> **Written exercise 1**: Which two names does the FreeBSD commit log list under "Tested by"?

> **Document segment**:
★ ★ ★ ★ ★

Author: kib
Date: Tue Mar 19 14:53:23 2013
New Revision: 248518
URL: http://svnweb.freebsd.org/changeset/base/248518

Log:
  Support unmapped i/o for the md(4).
  
  The vnode-backed md(4) has to map the unmapped bio because VOP_READ()
  and VOP_WRITE() interfaces do not allow to pass unmapped requests to
  the filesystem. Vnode-backed md(4) uses pbufs instead of relying on
  the bio_transient_map, to avoid usual md deadlock.
  
  Sponsored by: The FreeBSD Foundation
  Tested by:    pho, scottl

Modified:
  head/sys/dev/md/md.c

Modified: head/sys/dev/md/md.c
==============================================================================
--- head/sys/dev/md/md.c        Tue Mar 19 14:50:24 2013        (r248517)
+++ head/sys/dev/md/md.c        Tue Mar 19 14:53:23 2013        (r248518)
@@ -18,11 +18,16 @@
  * Copyright (c) 1988 University of Utah.
  * Copyright (c) 1990, 1993
  *     The Regents of the University of California.  All rights reserved.
+ * Copyright (c) 2013 The FreeBSD Foundation
+ * All rights reserved.
  *
  * This code is derived from software contributed to Berkeley by
  * the Systems Programming Group of the University of Utah Computer
  * Science Department.
  *
+ * Portions of this software were developed by Konstantin Belousov
+ * under sponsorship from the FreeBSD Foundation.
+ *
  * Redistribution and use in source and binary forms, with or without
  * modification, are permitted provided that the following conditions
  * are met:
@@ -59,6 +64,7 @@
 #include <sys/param.h>
 #include <sys/systm.h>
 #include <sys/bio.h>
+#include <sys/buf.h>
 #include <sys/conf.h>
 #include <sys/devicestat.h>
 #include <sys/fcntl.h>
@@ -169,6 +175,8 @@ static LIST_HEAD(, md_s) md_softc_list =
 #define NMASK  (NINDIR-1)
 static int nshift;
 
+static int md_vnode_pbuf_freecnt;
+
 struct indir {
        uintptr_t       *array;
        u_int           total;
@@ -415,11 +423,103 @@ g_md_start(struct bio *bp)
        wakeup(sc);
 }
 
+#define        MD_MALLOC_MOVE_ZERO     1
+#define        MD_MALLOC_MOVE_FILL     2
+#define        MD_MALLOC_MOVE_READ     3
+#define        MD_MALLOC_MOVE_WRITE    4
+#define        MD_MALLOC_MOVE_CMP      5
+
+static int
+md_malloc_move(vm_page_t **mp, int *ma_offs, unsigned sectorsize,
+    void *ptr, u_char fill, int op)
+{
+       struct sf_buf *sf;
+       vm_page_t m, *mp1;
+       char *p, first;
+       off_t *uc;
+       unsigned n;
+       int error, i, ma_offs1, sz, first_read;
+
+       m = NULL;
+       error = 0;
+       sf = NULL;
+       /* if (op == MD_MALLOC_MOVE_CMP) { gcc */
+               first = 0;
+               first_read = 0;
+               uc = ptr;
+               mp1 = *mp;
+               ma_offs1 = *ma_offs;
+       /* } */
+       sched_pin();
+       for (n = sectorsize; n != 0; n -= sz) {
+               sz = imin(PAGE_SIZE - *ma_offs, n);
+               if (m != **mp) {
+                       if (sf != NULL)

★ ★ ★ ★ ★

> **Given data**:
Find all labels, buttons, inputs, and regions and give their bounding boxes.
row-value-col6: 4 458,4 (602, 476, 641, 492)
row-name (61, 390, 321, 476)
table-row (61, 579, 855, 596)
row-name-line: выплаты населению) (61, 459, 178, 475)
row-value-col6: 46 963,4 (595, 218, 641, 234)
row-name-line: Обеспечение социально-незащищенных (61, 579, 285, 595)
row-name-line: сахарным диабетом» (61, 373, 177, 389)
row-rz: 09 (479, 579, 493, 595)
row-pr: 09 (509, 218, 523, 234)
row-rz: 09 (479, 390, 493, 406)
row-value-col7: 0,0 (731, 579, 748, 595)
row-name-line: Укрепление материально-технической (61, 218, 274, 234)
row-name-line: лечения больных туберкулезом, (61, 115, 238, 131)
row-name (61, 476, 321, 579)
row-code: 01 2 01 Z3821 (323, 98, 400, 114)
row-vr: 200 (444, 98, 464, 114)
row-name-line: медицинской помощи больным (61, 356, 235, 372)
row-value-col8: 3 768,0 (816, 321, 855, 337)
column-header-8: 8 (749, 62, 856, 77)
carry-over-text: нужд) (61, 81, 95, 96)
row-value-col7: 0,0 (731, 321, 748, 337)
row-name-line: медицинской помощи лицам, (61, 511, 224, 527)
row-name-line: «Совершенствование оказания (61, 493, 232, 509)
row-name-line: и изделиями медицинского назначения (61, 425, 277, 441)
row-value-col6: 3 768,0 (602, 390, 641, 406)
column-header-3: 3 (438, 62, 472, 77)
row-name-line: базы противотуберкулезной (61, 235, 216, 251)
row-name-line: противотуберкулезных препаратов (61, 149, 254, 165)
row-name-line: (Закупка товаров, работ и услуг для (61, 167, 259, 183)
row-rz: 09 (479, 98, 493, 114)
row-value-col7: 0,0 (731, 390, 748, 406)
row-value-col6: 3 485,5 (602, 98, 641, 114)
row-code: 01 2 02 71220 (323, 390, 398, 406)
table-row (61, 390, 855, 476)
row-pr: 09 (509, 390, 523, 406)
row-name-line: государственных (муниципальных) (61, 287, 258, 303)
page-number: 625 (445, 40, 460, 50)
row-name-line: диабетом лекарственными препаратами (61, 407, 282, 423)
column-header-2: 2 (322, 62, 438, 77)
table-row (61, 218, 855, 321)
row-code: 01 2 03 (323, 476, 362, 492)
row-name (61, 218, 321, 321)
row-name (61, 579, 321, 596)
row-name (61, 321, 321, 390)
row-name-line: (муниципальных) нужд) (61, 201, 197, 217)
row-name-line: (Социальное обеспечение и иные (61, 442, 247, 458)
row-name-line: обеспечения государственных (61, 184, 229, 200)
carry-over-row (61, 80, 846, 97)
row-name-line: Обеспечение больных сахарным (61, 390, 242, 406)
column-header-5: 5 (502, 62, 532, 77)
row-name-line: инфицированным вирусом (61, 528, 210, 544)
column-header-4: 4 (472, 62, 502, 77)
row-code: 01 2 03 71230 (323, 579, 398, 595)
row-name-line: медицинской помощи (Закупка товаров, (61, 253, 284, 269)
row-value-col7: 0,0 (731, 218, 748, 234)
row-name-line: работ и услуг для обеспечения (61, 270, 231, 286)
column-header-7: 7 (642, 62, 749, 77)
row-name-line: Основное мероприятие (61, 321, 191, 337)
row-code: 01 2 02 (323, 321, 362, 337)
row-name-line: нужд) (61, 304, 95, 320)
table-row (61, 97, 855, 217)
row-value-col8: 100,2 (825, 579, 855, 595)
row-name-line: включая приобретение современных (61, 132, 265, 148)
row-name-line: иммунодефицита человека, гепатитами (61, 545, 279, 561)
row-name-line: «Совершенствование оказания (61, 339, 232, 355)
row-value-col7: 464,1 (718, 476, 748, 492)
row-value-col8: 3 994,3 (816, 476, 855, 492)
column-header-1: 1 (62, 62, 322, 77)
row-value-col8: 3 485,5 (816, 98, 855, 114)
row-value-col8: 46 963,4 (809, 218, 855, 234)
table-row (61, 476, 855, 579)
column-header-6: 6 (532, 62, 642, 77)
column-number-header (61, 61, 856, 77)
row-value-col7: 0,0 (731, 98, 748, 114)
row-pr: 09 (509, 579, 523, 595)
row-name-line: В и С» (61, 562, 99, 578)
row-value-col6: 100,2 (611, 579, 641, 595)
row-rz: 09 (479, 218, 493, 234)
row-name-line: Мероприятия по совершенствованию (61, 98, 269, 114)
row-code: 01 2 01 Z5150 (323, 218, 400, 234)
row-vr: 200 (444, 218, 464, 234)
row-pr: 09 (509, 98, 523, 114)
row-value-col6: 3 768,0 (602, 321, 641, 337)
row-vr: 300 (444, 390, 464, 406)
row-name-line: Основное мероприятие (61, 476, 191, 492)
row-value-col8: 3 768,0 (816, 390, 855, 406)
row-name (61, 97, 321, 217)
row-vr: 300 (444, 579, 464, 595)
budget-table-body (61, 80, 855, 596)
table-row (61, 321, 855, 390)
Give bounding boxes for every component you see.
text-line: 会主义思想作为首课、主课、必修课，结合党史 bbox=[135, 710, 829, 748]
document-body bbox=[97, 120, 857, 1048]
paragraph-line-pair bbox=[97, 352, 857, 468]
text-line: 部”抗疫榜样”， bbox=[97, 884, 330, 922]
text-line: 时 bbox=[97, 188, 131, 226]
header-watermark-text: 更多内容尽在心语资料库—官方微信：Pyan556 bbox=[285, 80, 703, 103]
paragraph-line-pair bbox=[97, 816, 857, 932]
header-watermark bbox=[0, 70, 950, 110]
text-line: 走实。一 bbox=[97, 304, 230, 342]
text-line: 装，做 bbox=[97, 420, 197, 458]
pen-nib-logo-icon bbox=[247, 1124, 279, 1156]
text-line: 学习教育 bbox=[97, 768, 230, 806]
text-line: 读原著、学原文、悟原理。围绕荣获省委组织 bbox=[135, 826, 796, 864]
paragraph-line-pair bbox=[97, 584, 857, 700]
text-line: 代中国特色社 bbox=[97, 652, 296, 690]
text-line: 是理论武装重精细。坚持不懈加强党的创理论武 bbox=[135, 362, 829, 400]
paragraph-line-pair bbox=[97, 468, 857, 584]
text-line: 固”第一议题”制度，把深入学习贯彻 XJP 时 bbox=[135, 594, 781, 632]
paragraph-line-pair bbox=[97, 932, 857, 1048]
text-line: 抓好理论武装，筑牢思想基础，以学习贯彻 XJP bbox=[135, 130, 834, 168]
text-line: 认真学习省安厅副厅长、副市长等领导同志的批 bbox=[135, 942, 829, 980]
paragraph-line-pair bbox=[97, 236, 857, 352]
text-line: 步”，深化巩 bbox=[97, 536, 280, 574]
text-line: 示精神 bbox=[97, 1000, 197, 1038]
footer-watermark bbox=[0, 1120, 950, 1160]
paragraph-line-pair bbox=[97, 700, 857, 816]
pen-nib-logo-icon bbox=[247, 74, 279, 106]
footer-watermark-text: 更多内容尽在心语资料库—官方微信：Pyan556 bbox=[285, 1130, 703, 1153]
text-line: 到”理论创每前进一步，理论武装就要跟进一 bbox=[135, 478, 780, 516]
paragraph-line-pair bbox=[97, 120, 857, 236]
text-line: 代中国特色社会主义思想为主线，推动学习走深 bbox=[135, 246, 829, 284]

★ ★ ★ ★ ★

> **Written exercise 2**: Please arrange the records as a Markdown table with the columns Row and Text, from their first line up to and including the line containing "row-code: 01 2 01 Z3821 (323, 98, 400, 114)". Number each line and leave out blank lines.

> **Answer 1**: pho and scottl

> **Answer 2**:
| Row | Text |
|---|---|
| 1 | Find all labels, buttons, inputs, and regions and give their bounding boxes. |
| 2 | row-value-col6: 4 458,4 (602, 476, 641, 492) |
| 3 | row-name (61, 390, 321, 476) |
| 4 | table-row (61, 579, 855, 596) |
| 5 | row-name-line: выплаты населению) (61, 459, 178, 475) |
| 6 | row-value-col6: 46 963,4 (595, 218, 641, 234) |
| 7 | row-name-line: Обеспечение социально-незащищенных (61, 579, 285, 595) |
| 8 | row-name-line: сахарным диабетом» (61, 373, 177, 389) |
| 9 | row-rz: 09 (479, 579, 493, 595) |
| 10 | row-pr: 09 (509, 218, 523, 234) |
| 11 | row-rz: 09 (479, 390, 493, 406) |
| 12 | row-value-col7: 0,0 (731, 579, 748, 595) |
| 13 | row-name-line: Укрепление материально-технической (61, 218, 274, 234) |
| 14 | row-name-line: лечения больных туберкулезом, (61, 115, 238, 131) |
| 15 | row-name (61, 476, 321, 579) |
| 16 | row-code: 01 2 01 Z3821 (323, 98, 400, 114) |